-- START --

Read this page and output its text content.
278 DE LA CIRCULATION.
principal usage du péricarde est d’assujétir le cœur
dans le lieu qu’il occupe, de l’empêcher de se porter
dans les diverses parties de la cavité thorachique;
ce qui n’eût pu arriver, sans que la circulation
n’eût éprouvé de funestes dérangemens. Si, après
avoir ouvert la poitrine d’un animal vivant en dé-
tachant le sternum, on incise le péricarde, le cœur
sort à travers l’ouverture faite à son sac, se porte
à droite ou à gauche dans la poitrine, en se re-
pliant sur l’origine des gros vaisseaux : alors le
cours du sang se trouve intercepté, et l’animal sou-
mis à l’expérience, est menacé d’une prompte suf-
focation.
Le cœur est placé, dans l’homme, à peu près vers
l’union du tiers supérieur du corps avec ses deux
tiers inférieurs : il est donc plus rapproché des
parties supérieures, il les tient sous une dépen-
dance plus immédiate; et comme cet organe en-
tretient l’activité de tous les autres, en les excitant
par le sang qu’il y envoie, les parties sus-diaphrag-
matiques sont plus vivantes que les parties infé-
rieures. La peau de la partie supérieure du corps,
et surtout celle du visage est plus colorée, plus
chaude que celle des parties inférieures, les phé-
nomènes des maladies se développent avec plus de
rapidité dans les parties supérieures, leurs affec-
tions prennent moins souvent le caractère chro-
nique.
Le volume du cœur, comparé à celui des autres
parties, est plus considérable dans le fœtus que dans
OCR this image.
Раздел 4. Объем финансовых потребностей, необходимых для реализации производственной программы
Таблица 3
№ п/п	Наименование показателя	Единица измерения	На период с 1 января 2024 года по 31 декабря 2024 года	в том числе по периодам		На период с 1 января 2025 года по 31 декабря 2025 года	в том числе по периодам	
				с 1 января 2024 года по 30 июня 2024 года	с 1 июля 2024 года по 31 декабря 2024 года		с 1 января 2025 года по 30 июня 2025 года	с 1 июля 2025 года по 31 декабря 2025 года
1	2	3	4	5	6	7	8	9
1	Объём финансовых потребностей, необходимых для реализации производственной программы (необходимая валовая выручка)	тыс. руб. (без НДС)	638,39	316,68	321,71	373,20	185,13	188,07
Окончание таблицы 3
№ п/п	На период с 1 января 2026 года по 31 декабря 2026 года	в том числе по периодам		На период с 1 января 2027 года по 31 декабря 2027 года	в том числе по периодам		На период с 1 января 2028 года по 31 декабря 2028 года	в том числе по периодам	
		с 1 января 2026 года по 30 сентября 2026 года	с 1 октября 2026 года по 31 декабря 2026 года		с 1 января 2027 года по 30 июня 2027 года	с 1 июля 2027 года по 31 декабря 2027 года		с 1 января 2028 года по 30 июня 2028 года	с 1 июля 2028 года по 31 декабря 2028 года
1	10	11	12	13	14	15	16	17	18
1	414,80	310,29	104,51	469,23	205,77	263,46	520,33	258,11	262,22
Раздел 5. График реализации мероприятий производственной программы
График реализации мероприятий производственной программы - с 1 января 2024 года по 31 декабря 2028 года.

-- END --

# WHAT THE TASK REQUIRES
Copy out every line of the material above that mentions the word "corps".

# FINISHED EXERCISE
l’union du tiers supérieur du corps avec ses deux
rieures. La peau de la partie supérieure du corps,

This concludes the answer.